## What you should do
Reproduce the listing below without any change.

[START Input data]

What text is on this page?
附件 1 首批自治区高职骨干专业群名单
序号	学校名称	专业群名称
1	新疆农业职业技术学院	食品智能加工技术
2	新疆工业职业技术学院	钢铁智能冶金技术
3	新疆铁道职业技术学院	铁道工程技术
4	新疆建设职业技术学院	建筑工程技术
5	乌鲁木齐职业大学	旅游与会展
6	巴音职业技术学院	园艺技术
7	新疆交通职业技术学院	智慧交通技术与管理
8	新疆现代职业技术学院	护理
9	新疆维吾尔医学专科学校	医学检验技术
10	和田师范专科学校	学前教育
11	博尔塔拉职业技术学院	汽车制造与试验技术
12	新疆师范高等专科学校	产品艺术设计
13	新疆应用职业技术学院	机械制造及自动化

[END Input data]

## In response
What text is on this page?
附件 1 首批自治区高职骨干专业群名单
序号	学校名称	专业群名称
1	新疆农业职业技术学院	食品智能加工技术
2	新疆工业职业技术学院	钢铁智能冶金技术
3	新疆铁道职业技术学院	铁道工程技术
4	新疆建设职业技术学院	建筑工程技术
5	乌鲁木齐职业大学	旅游与会展
6	巴音职业技术学院	园艺技术
7	新疆交通职业技术学院	智慧交通技术与管理
8	新疆现代职业技术学院	护理
9	新疆维吾尔医学专科学校	医学检验技术
10	和田师范专科学校	学前教育
11	博尔塔拉职业技术学院	汽车制造与试验技术
12	新疆师范高等专科学校	产品艺术设计
13	新疆应用职业技术学院	机械制造及自动化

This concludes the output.